— START —
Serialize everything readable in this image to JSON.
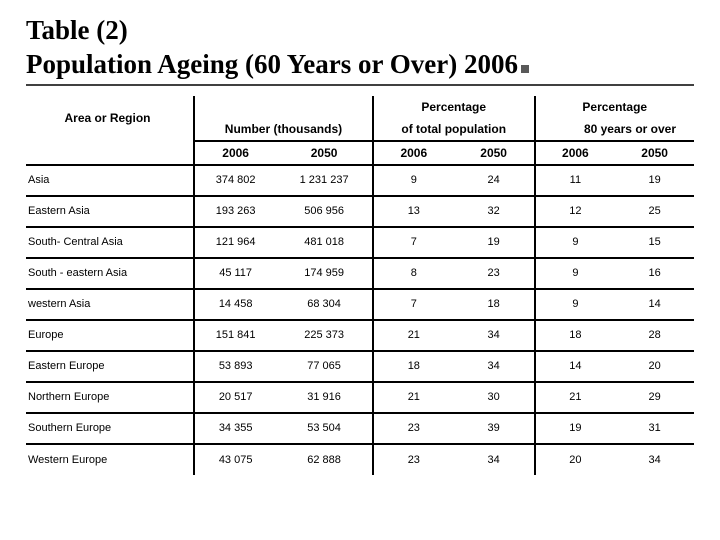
{
  "title_line1": "Table (2)",
  "title_line2": "Population Ageing (60 Years or Over) 2006",
  "headers": {
    "area": "Area or Region",
    "percentage": "Percentage",
    "number_thousands": "Number (thousands)",
    "of_total_population": "of total population",
    "eighty_over": "80 years or over",
    "y2006": "2006",
    "y2050": "2050"
  },
  "rows": [
    {
      "region": "Asia",
      "n2006": "374 802",
      "n2050": "1 231 237",
      "p2006": "9",
      "p2050": "24",
      "e2006": "11",
      "e2050": "19"
    },
    {
      "region": "Eastern Asia",
      "n2006": "193 263",
      "n2050": "506 956",
      "p2006": "13",
      "p2050": "32",
      "e2006": "12",
      "e2050": "25"
    },
    {
      "region": "South- Central Asia",
      "n2006": "121 964",
      "n2050": "481 018",
      "p2006": "7",
      "p2050": "19",
      "e2006": "9",
      "e2050": "15"
    },
    {
      "region": "South - eastern Asia",
      "n2006": "45 117",
      "n2050": "174 959",
      "p2006": "8",
      "p2050": "23",
      "e2006": "9",
      "e2050": "16"
    },
    {
      "region": "western Asia",
      "n2006": "14 458",
      "n2050": "68 304",
      "p2006": "7",
      "p2050": "18",
      "e2006": "9",
      "e2050": "14"
    },
    {
      "region": "Europe",
      "n2006": "151 841",
      "n2050": "225 373",
      "p2006": "21",
      "p2050": "34",
      "e2006": "18",
      "e2050": "28"
    },
    {
      "region": "Eastern Europe",
      "n2006": "53 893",
      "n2050": "77 065",
      "p2006": "18",
      "p2050": "34",
      "e2006": "14",
      "e2050": "20"
    },
    {
      "region": "Northern Europe",
      "n2006": "20 517",
      "n2050": "31 916",
      "p2006": "21",
      "p2050": "30",
      "e2006": "21",
      "e2050": "29"
    },
    {
      "region": "Southern Europe",
      "n2006": "34 355",
      "n2050": "53 504",
      "p2006": "23",
      "p2050": "39",
      "e2006": "19",
      "e2050": "31"
    },
    {
      "region": "Western Europe",
      "n2006": "43 075",
      "n2050": "62 888",
      "p2006": "23",
      "p2050": "34",
      "e2006": "20",
      "e2050": "34"
    }
  ],
  "style": {
    "title_fontsize": 27,
    "title_color": "#000000",
    "title_underline_color": "#404040",
    "body_font": "Arial",
    "cell_fontsize": 11,
    "header_fontsize": 12,
    "border_color": "#000000",
    "background_color": "#ffffff",
    "marker_color": "#595959",
    "col_widths": {
      "region": 168,
      "num": 88,
      "pct": 64
    }
  }
}
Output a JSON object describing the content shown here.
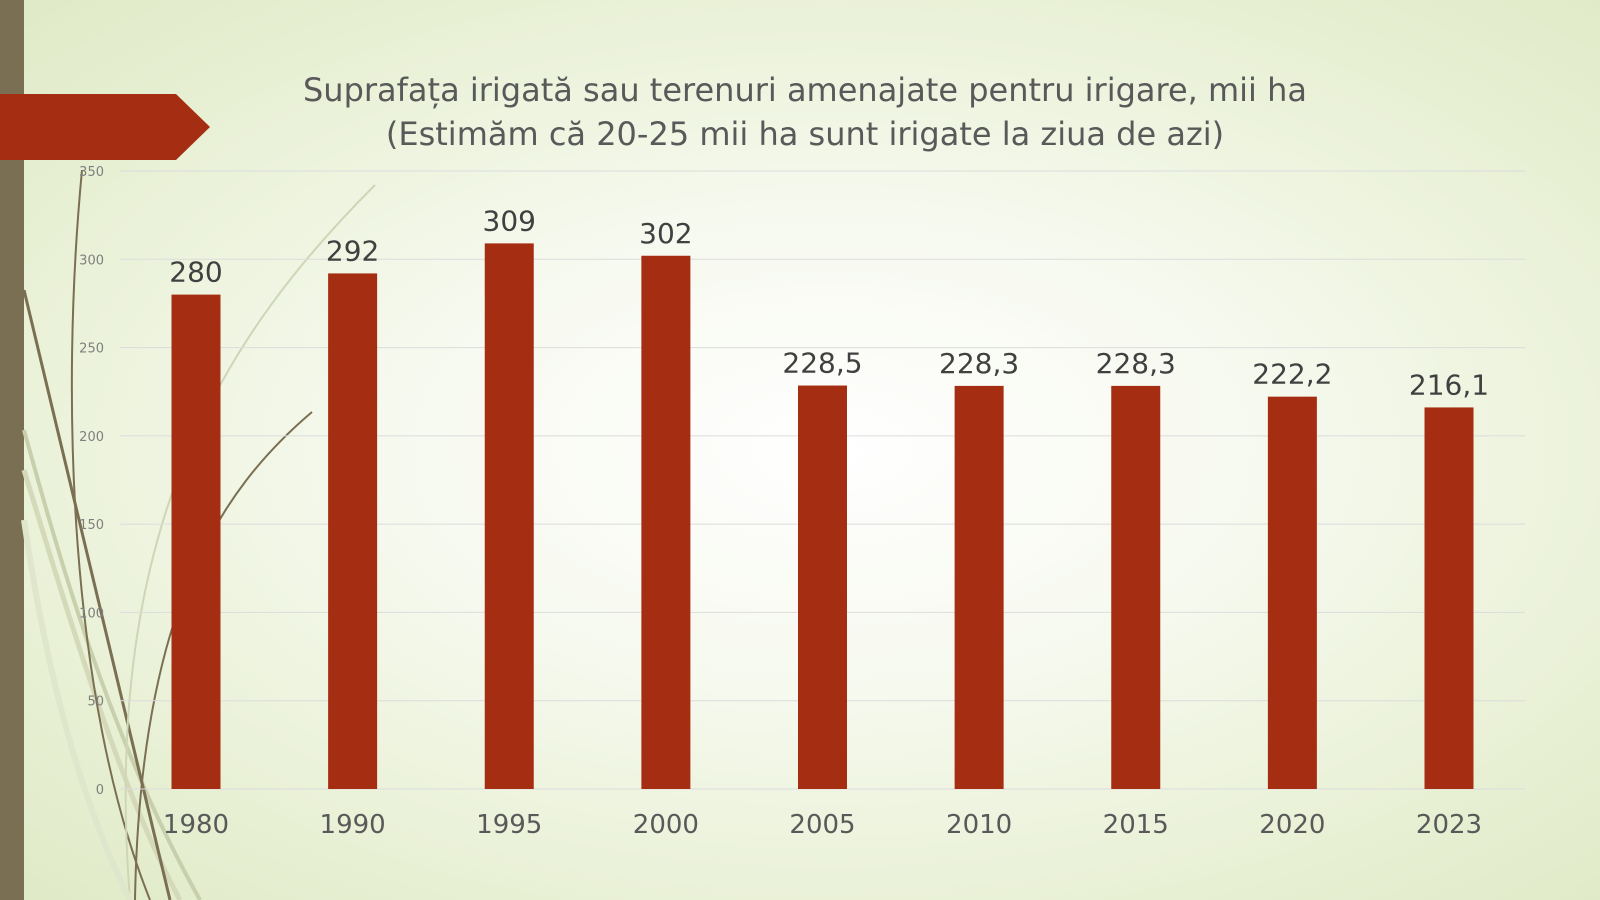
{
  "colors": {
    "bar": "#a52d12",
    "left_bar": "#7a6f52",
    "banner": "#a52d12",
    "gridline": "#dcdcdc",
    "text": "#595959"
  },
  "chart_data": {
    "type": "bar",
    "title": "Suprafața irigată sau terenuri amenajate pentru irigare, mii ha",
    "subtitle": "(Estimăm că 20-25 mii ha sunt irigate la ziua de azi)",
    "categories": [
      "1980",
      "1990",
      "1995",
      "2000",
      "2005",
      "2010",
      "2015",
      "2020",
      "2023"
    ],
    "values": [
      280,
      292,
      309,
      302,
      228.5,
      228.3,
      228.3,
      222.2,
      216.1
    ],
    "data_labels": [
      "280",
      "292",
      "309",
      "302",
      "228,5",
      "228,3",
      "228,3",
      "222,2",
      "216,1"
    ],
    "ylim": [
      0,
      350
    ],
    "yticks": [
      0,
      50,
      100,
      150,
      200,
      250,
      300,
      350
    ],
    "grid": true,
    "xlabel": "",
    "ylabel": ""
  }
}
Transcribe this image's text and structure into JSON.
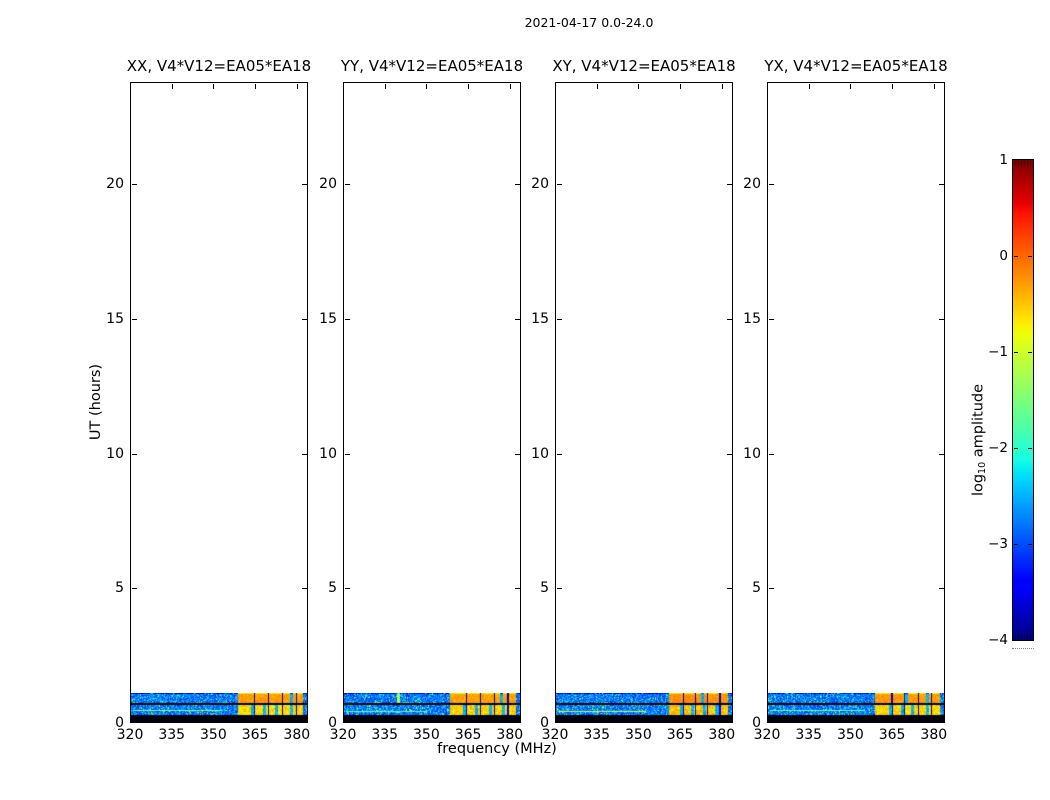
{
  "figure": {
    "title": "2021-04-17 0.0-24.0",
    "xlabel": "frequency (MHz)",
    "ylabel": "UT (hours)",
    "colorbar_label": {
      "pre": "log",
      "sub": "10",
      "post": " amplitude"
    },
    "background": "#ffffff",
    "axis_color": "#000000"
  },
  "chart_data": {
    "type": "heatmap",
    "title": "2021-04-17 0.0-24.0",
    "xlabel": "frequency (MHz)",
    "ylabel": "UT (hours)",
    "x_range_mhz": [
      320,
      384
    ],
    "x_ticks": [
      320,
      335,
      350,
      365,
      380
    ],
    "x_tick_labels": [
      "320",
      "335",
      "350",
      "365",
      "380"
    ],
    "y_range_hours": [
      0,
      23.8
    ],
    "y_ticks": [
      0,
      5,
      10,
      15,
      20
    ],
    "y_tick_labels": [
      "0",
      "5",
      "10",
      "15",
      "20"
    ],
    "grid": false,
    "legend": "none",
    "colorbar": {
      "label": "log10 amplitude",
      "min": -4,
      "max": 1,
      "ticks": [
        1,
        0,
        -1,
        -2,
        -3,
        -4
      ],
      "tick_labels": [
        "1",
        "0",
        "−1",
        "−2",
        "−3",
        "−4"
      ],
      "colormap": "jet",
      "position": "right"
    },
    "time_coverage": "Visibility data present only at UT 0 to ~1.1 hours; the remaining 0-24 h span of every panel is empty (white). A near-black band (log10 amp ~ -4) sits at UT 0-0.3 h.",
    "panels": [
      {
        "title": "XX, V4*V12=EA05*EA18",
        "polarization": "XX",
        "baseline": "V4*V12=EA05*EA18",
        "content": "Two noisy spectrum rows at UT 0.3-1.1 h: background log10 amplitude ~ -3.2 (blue) with cyan speckles for 320-358 MHz; strong RFI ~ -0.3 (orange/red blocks with dark 5 MHz separators) for 359-382 MHz; faint orange time-line in lower row at 320-353 MHz.",
        "render": {
          "seed": 11,
          "rfiStart": 358.6,
          "rfiA": -0.28,
          "rfiB": -0.62,
          "seps": [
            364.6,
            369.6,
            374.6,
            379.6
          ],
          "gapsA": [
            377.9
          ],
          "gapsB": [
            363.9,
            368.3,
            372.5,
            377.9
          ],
          "hasLine": true,
          "lineVal": -1.35,
          "lineEnd": 353,
          "lineRow": 17,
          "vline": null,
          "vlineVal": null
        }
      },
      {
        "title": "YY, V4*V12=EA05*EA18",
        "polarization": "YY",
        "baseline": "V4*V12=EA05*EA18",
        "content": "Same structure as XX; RFI block ~358-382 MHz, thin bright vertical line near 340 MHz, weak line in lower row.",
        "render": {
          "seed": 22,
          "rfiStart": 358.2,
          "rfiA": -0.3,
          "rfiB": -0.55,
          "seps": [
            364.2,
            369.2,
            374.2,
            379.2
          ],
          "gapsA": [
            376.8
          ],
          "gapsB": [
            363.5,
            368.0,
            372.8,
            377.5
          ],
          "hasLine": true,
          "lineVal": -1.6,
          "lineEnd": 350,
          "lineRow": 18,
          "vline": 339.8,
          "vlineVal": -1.2
        }
      },
      {
        "title": "XY, V4*V12=EA05*EA18",
        "polarization": "XY",
        "baseline": "V4*V12=EA05*EA18",
        "content": "RFI block starts slightly higher (~361 MHz); clear orange-red horizontal line across 321-352 MHz in the lower row.",
        "render": {
          "seed": 33,
          "rfiStart": 360.9,
          "rfiA": -0.22,
          "rfiB": -0.5,
          "seps": [
            366.0,
            370.3,
            374.8,
            379.2
          ],
          "gapsA": [
            372.9
          ],
          "gapsB": [
            365.2,
            369.3,
            373.6,
            378.1
          ],
          "hasLine": true,
          "lineVal": -0.95,
          "lineEnd": 352.5,
          "lineRow": 18,
          "vline": null,
          "vlineVal": null
        }
      },
      {
        "title": "YX, V4*V12=EA05*EA18",
        "polarization": "YX",
        "baseline": "V4*V12=EA05*EA18",
        "content": "Similar to XX: blue noise 320-358 MHz, orange/yellow RFI blocks 359-382 MHz with cyan gaps, faint line in lower row.",
        "render": {
          "seed": 44,
          "rfiStart": 358.8,
          "rfiA": -0.27,
          "rfiB": -0.6,
          "seps": [
            364.8,
            369.3,
            374.2,
            379.0
          ],
          "gapsA": [
            370.1,
            377.6
          ],
          "gapsB": [
            364.2,
            368.6,
            372.3,
            377.5
          ],
          "hasLine": true,
          "lineVal": -1.5,
          "lineEnd": 355,
          "lineRow": 17,
          "vline": null,
          "vlineVal": null
        }
      }
    ]
  }
}
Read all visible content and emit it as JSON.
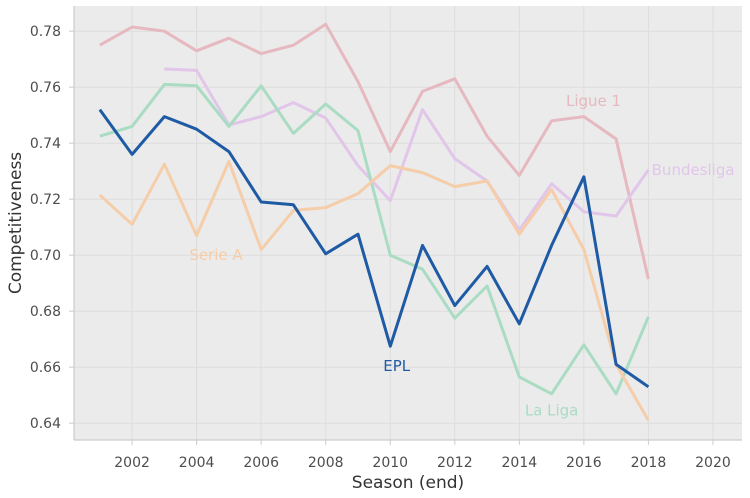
— END —
Your goal: Copy each line that holds the word "cyan".

Exercise response:
        "content": "Two noisy spectrum rows at UT 0.3-1.1 h: background log10 amplitude ~ -3.2 (blue) with cyan speckles for 320-358 MHz; strong RFI ~ -0.3 (orange/red blocks with dark 5 MHz separators) for 359-382 MHz; faint orange time-line in lower row at 320-353 MHz.",
        "content": "Similar to XX: blue noise 320-358 MHz, orange/yellow RFI blocks 359-382 MHz with cyan gaps, faint line in lower row.",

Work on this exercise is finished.